[Dataset entries]

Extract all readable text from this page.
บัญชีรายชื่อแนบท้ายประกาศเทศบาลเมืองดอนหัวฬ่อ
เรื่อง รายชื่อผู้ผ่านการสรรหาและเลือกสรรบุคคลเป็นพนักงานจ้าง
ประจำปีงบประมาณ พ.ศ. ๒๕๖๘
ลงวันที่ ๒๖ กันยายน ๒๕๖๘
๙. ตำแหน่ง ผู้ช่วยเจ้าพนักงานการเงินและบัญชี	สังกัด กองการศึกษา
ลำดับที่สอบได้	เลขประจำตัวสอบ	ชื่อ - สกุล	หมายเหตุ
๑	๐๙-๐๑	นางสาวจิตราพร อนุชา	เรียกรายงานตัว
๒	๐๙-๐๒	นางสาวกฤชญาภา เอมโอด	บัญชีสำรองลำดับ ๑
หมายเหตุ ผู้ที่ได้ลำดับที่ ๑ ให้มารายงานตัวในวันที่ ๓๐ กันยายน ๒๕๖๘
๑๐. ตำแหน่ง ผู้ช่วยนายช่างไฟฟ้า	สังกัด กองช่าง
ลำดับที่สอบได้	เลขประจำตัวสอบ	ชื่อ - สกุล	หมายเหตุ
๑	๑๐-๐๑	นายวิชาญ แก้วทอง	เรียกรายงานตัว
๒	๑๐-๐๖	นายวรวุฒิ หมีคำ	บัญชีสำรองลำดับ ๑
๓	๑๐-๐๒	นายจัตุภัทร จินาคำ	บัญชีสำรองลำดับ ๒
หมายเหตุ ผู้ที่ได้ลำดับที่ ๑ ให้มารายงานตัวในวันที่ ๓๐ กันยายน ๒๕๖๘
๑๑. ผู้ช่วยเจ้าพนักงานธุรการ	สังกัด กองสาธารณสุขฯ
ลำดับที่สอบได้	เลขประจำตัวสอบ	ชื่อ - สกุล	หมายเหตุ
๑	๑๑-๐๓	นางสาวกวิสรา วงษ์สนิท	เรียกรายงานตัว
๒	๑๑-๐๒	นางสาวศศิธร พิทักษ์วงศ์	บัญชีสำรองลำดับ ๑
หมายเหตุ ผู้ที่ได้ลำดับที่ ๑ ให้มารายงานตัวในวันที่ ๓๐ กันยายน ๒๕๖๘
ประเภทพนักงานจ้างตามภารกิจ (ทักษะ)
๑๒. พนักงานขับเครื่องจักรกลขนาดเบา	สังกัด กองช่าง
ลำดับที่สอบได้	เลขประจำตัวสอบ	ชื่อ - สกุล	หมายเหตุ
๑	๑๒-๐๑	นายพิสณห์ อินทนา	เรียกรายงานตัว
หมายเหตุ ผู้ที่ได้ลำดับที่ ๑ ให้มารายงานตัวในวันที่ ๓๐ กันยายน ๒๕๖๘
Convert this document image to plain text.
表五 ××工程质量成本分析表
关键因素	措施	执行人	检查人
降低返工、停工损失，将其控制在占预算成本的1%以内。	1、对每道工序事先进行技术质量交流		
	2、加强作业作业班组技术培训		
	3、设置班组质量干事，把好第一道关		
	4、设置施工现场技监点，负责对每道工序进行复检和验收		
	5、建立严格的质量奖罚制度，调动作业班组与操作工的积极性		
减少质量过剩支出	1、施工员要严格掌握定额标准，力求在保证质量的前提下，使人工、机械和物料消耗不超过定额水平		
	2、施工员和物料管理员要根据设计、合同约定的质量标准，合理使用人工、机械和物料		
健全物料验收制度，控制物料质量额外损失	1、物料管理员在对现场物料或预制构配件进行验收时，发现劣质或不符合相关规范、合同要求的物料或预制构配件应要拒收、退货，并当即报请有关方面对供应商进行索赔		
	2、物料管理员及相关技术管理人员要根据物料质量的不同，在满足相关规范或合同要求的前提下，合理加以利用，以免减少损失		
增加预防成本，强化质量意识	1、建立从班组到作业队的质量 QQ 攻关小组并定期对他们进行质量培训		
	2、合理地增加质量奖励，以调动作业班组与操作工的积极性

Description of the task: Go through the records above and set each one down exactly, please.

Finished task:
Extract all readable text from this page.
บัญชีรายชื่อแนบท้ายประกาศเทศบาลเมืองดอนหัวฬ่อ
เรื่อง รายชื่อผู้ผ่านการสรรหาและเลือกสรรบุคคลเป็นพนักงานจ้าง
ประจำปีงบประมาณ พ.ศ. ๒๕๖๘
ลงวันที่ ๒๖ กันยายน ๒๕๖๘
๙. ตำแหน่ง ผู้ช่วยเจ้าพนักงานการเงินและบัญชี	สังกัด กองการศึกษา
ลำดับที่สอบได้	เลขประจำตัวสอบ	ชื่อ - สกุล	หมายเหตุ
๑	๐๙-๐๑	นางสาวจิตราพร อนุชา	เรียกรายงานตัว
๒	๐๙-๐๒	นางสาวกฤชญาภา เอมโอด	บัญชีสำรองลำดับ ๑
หมายเหตุ ผู้ที่ได้ลำดับที่ ๑ ให้มารายงานตัวในวันที่ ๓๐ กันยายน ๒๕๖๘
๑๐. ตำแหน่ง ผู้ช่วยนายช่างไฟฟ้า	สังกัด กองช่าง
ลำดับที่สอบได้	เลขประจำตัวสอบ	ชื่อ - สกุล	หมายเหตุ
๑	๑๐-๐๑	นายวิชาญ แก้วทอง	เรียกรายงานตัว
๒	๑๐-๐๖	นายวรวุฒิ หมีคำ	บัญชีสำรองลำดับ ๑
๓	๑๐-๐๒	นายจัตุภัทร จินาคำ	บัญชีสำรองลำดับ ๒
หมายเหตุ ผู้ที่ได้ลำดับที่ ๑ ให้มารายงานตัวในวันที่ ๓๐ กันยายน ๒๕๖๘
๑๑. ผู้ช่วยเจ้าพนักงานธุรการ	สังกัด กองสาธารณสุขฯ
ลำดับที่สอบได้	เลขประจำตัวสอบ	ชื่อ - สกุล	หมายเหตุ
๑	๑๑-๐๓	นางสาวกวิสรา วงษ์สนิท	เรียกรายงานตัว
๒	๑๑-๐๒	นางสาวศศิธร พิทักษ์วงศ์	บัญชีสำรองลำดับ ๑
หมายเหตุ ผู้ที่ได้ลำดับที่ ๑ ให้มารายงานตัวในวันที่ ๓๐ กันยายน ๒๕๖๘
ประเภทพนักงานจ้างตามภารกิจ (ทักษะ)
๑๒. พนักงานขับเครื่องจักรกลขนาดเบา	สังกัด กองช่าง
ลำดับที่สอบได้	เลขประจำตัวสอบ	ชื่อ - สกุล	หมายเหตุ
๑	๑๒-๐๑	นายพิสณห์ อินทนา	เรียกรายงานตัว
หมายเหตุ ผู้ที่ได้ลำดับที่ ๑ ให้มารายงานตัวในวันที่ ๓๐ กันยายน ๒๕๖๘
Convert this document image to plain text.
表五 ××工程质量成本分析表
关键因素	措施	执行人	检查人
降低返工、停工损失，将其控制在占预算成本的1%以内。	1、对每道工序事先进行技术质量交流		
	2、加强作业作业班组技术培训		
	3、设置班组质量干事，把好第一道关		
	4、设置施工现场技监点，负责对每道工序进行复检和验收		
	5、建立严格的质量奖罚制度，调动作业班组与操作工的积极性		
减少质量过剩支出	1、施工员要严格掌握定额标准，力求在保证质量的前提下，使人工、机械和物料消耗不超过定额水平		
	2、施工员和物料管理员要根据设计、合同约定的质量标准，合理使用人工、机械和物料		
健全物料验收制度，控制物料质量额外损失	1、物料管理员在对现场物料或预制构配件进行验收时，发现劣质或不符合相关规范、合同要求的物料或预制构配件应要拒收、退货，并当即报请有关方面对供应商进行索赔		
	2、物料管理员及相关技术管理人员要根据物料质量的不同，在满足相关规范或合同要求的前提下，合理加以利用，以免减少损失		
增加预防成本，强化质量意识	1、建立从班组到作业队的质量 QQ 攻关小组并定期对他们进行质量培训		
	2、合理地增加质量奖励，以调动作业班组与操作工的积极性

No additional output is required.